(Saved entries)
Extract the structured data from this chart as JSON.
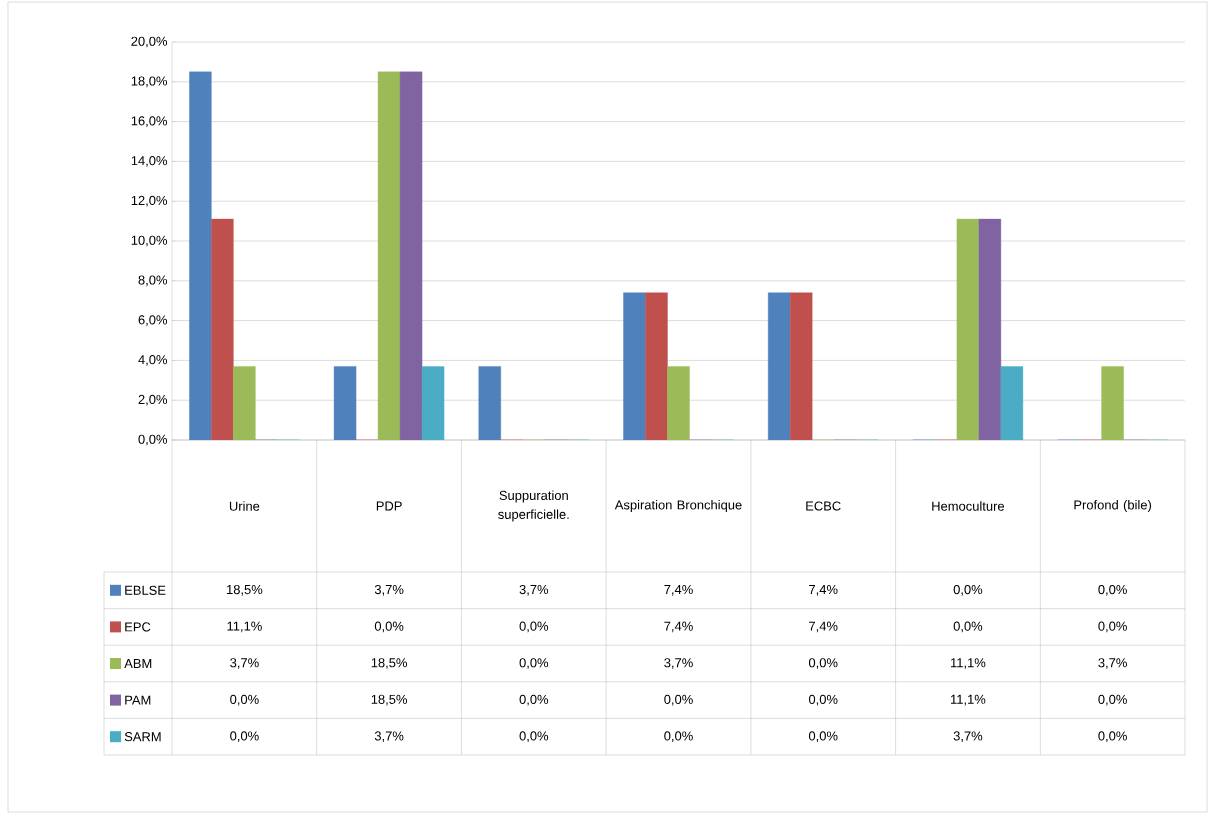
{
  "chart_data": {
    "type": "bar",
    "categories": [
      "Urine",
      "PDP",
      "Suppuration superficielle.",
      "Aspiration Bronchique",
      "ECBC",
      "Hemoculture",
      "Profond (bile)"
    ],
    "series": [
      {
        "name": "EBLSE",
        "color": "#4f81bd",
        "values": [
          18.5,
          3.7,
          3.7,
          7.4,
          7.4,
          0.0,
          0.0
        ],
        "value_labels": [
          "18,5%",
          "3,7%",
          "3,7%",
          "7,4%",
          "7,4%",
          "0,0%",
          "0,0%"
        ]
      },
      {
        "name": "EPC",
        "color": "#c0504d",
        "values": [
          11.1,
          0.0,
          0.0,
          7.4,
          7.4,
          0.0,
          0.0
        ],
        "value_labels": [
          "11,1%",
          "0,0%",
          "0,0%",
          "7,4%",
          "7,4%",
          "0,0%",
          "0,0%"
        ]
      },
      {
        "name": "ABM",
        "color": "#9bbb59",
        "values": [
          3.7,
          18.5,
          0.0,
          3.7,
          0.0,
          11.1,
          3.7
        ],
        "value_labels": [
          "3,7%",
          "18,5%",
          "0,0%",
          "3,7%",
          "0,0%",
          "11,1%",
          "3,7%"
        ]
      },
      {
        "name": "PAM",
        "color": "#8064a2",
        "values": [
          0.0,
          18.5,
          0.0,
          0.0,
          0.0,
          11.1,
          0.0
        ],
        "value_labels": [
          "0,0%",
          "18,5%",
          "0,0%",
          "0,0%",
          "0,0%",
          "11,1%",
          "0,0%"
        ]
      },
      {
        "name": "SARM",
        "color": "#4bacc6",
        "values": [
          0.0,
          3.7,
          0.0,
          0.0,
          0.0,
          3.7,
          0.0
        ],
        "value_labels": [
          "0,0%",
          "3,7%",
          "0,0%",
          "0,0%",
          "0,0%",
          "3,7%",
          "0,0%"
        ]
      }
    ],
    "ylim": [
      0,
      20
    ],
    "yticks": [
      {
        "value": 0,
        "label": "0,0%"
      },
      {
        "value": 2,
        "label": "2,0%"
      },
      {
        "value": 4,
        "label": "4,0%"
      },
      {
        "value": 6,
        "label": "6,0%"
      },
      {
        "value": 8,
        "label": "8,0%"
      },
      {
        "value": 10,
        "label": "10,0%"
      },
      {
        "value": 12,
        "label": "12,0%"
      },
      {
        "value": 14,
        "label": "14,0%"
      },
      {
        "value": 16,
        "label": "16,0%"
      },
      {
        "value": 18,
        "label": "18,0%"
      },
      {
        "value": 20,
        "label": "20,0%"
      }
    ],
    "grid": "y",
    "legend": "bottom"
  }
}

Task instructions:
Make an exact copy of the records shown above, without the pictures.

Written answer:
Extract the structured data from this chart as JSON.
{
  "chart_data": {
    "type": "bar",
    "categories": [
      "Urine",
      "PDP",
      "Suppuration superficielle.",
      "Aspiration Bronchique",
      "ECBC",
      "Hemoculture",
      "Profond (bile)"
    ],
    "series": [
      {
        "name": "EBLSE",
        "color": "#4f81bd",
        "values": [
          18.5,
          3.7,
          3.7,
          7.4,
          7.4,
          0.0,
          0.0
        ],
        "value_labels": [
          "18,5%",
          "3,7%",
          "3,7%",
          "7,4%",
          "7,4%",
          "0,0%",
          "0,0%"
        ]
      },
      {
        "name": "EPC",
        "color": "#c0504d",
        "values": [
          11.1,
          0.0,
          0.0,
          7.4,
          7.4,
          0.0,
          0.0
        ],
        "value_labels": [
          "11,1%",
          "0,0%",
          "0,0%",
          "7,4%",
          "7,4%",
          "0,0%",
          "0,0%"
        ]
      },
      {
        "name": "ABM",
        "color": "#9bbb59",
        "values": [
          3.7,
          18.5,
          0.0,
          3.7,
          0.0,
          11.1,
          3.7
        ],
        "value_labels": [
          "3,7%",
          "18,5%",
          "0,0%",
          "3,7%",
          "0,0%",
          "11,1%",
          "3,7%"
        ]
      },
      {
        "name": "PAM",
        "color": "#8064a2",
        "values": [
          0.0,
          18.5,
          0.0,
          0.0,
          0.0,
          11.1,
          0.0
        ],
        "value_labels": [
          "0,0%",
          "18,5%",
          "0,0%",
          "0,0%",
          "0,0%",
          "11,1%",
          "0,0%"
        ]
      },
      {
        "name": "SARM",
        "color": "#4bacc6",
        "values": [
          0.0,
          3.7,
          0.0,
          0.0,
          0.0,
          3.7,
          0.0
        ],
        "value_labels": [
          "0,0%",
          "3,7%",
          "0,0%",
          "0,0%",
          "0,0%",
          "3,7%",
          "0,0%"
        ]
      }
    ],
    "ylim": [
      0,
      20
    ],
    "yticks": [
      {
        "value": 0,
        "label": "0,0%"
      },
      {
        "value": 2,
        "label": "2,0%"
      },
      {
        "value": 4,
        "label": "4,0%"
      },
      {
        "value": 6,
        "label": "6,0%"
      },
      {
        "value": 8,
        "label": "8,0%"
      },
      {
        "value": 10,
        "label": "10,0%"
      },
      {
        "value": 12,
        "label": "12,0%"
      },
      {
        "value": 14,
        "label": "14,0%"
      },
      {
        "value": 16,
        "label": "16,0%"
      },
      {
        "value": 18,
        "label": "18,0%"
      },
      {
        "value": 20,
        "label": "20,0%"
      }
    ],
    "grid": "y",
    "legend": "bottom"
  }
}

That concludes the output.